- _Written request_: Look through the data below and say how many of its lines contain "following", adding nothing else.

- _Data records_:

****************

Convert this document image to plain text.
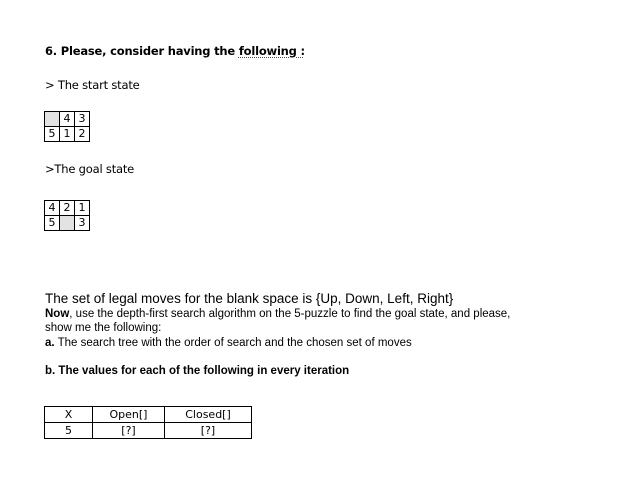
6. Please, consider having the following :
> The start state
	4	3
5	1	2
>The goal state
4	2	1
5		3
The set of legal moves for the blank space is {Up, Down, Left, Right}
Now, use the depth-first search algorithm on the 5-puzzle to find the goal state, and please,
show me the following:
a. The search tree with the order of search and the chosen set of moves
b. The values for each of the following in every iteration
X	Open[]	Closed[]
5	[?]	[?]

****************

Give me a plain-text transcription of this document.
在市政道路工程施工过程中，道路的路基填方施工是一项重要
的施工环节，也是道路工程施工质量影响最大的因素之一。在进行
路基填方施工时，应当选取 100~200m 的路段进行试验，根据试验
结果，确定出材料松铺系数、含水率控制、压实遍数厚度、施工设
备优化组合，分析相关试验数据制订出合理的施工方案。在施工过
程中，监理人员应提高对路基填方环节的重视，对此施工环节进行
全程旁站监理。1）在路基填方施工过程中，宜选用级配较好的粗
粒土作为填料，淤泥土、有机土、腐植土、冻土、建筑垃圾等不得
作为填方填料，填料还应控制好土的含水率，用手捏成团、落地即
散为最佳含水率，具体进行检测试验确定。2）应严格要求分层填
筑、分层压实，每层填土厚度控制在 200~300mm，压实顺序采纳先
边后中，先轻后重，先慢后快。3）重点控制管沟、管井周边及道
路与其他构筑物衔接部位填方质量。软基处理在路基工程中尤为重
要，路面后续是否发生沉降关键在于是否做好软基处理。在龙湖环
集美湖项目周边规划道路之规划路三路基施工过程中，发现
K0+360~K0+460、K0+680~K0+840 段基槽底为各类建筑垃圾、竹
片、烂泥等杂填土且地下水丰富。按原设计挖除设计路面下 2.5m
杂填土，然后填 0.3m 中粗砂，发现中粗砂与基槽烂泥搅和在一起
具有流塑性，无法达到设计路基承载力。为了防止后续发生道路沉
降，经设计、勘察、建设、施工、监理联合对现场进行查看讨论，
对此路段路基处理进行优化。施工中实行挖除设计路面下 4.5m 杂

****************

- _Exercise answer_: 3